* [WORK TO COMPLETE]
Which lines in the records below contain the word "teacher"? Copy each one out.

* Start PROVIDED ENTRIES *

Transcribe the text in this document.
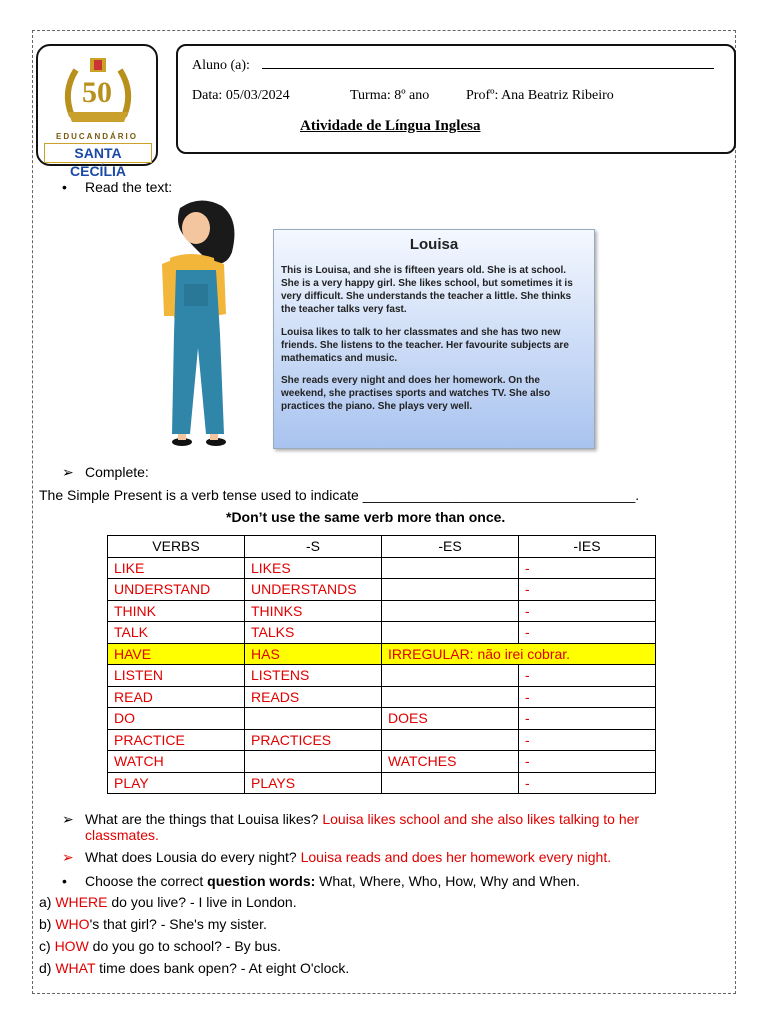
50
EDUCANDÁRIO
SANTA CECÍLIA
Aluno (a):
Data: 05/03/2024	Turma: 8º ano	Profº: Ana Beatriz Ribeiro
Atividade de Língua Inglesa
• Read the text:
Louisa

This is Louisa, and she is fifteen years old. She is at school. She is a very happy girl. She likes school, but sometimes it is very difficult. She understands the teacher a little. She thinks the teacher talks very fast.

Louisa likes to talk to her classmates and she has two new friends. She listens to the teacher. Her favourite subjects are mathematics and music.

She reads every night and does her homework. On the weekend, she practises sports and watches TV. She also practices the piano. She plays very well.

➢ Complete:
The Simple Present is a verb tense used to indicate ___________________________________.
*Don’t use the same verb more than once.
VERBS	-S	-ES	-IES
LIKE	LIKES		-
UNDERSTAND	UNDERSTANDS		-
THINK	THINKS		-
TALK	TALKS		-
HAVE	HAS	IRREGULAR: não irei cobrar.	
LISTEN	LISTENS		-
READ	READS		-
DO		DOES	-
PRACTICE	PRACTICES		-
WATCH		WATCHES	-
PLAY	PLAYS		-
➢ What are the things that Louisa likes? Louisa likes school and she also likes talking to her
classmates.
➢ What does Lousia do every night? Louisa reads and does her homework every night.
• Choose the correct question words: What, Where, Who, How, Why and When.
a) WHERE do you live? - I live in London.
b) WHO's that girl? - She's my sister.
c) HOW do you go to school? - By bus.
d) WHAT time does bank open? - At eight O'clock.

* End PROVIDED ENTRIES *

* [ANSWER]
This is Louisa, and she is fifteen years old. She is at school. She is a very happy girl. She likes school, but sometimes it is very difficult. She understands the teacher a little. She thinks the teacher talks very fast.
Louisa likes to talk to her classmates and she has two new friends. She listens to the teacher. Her favourite subjects are mathematics and music.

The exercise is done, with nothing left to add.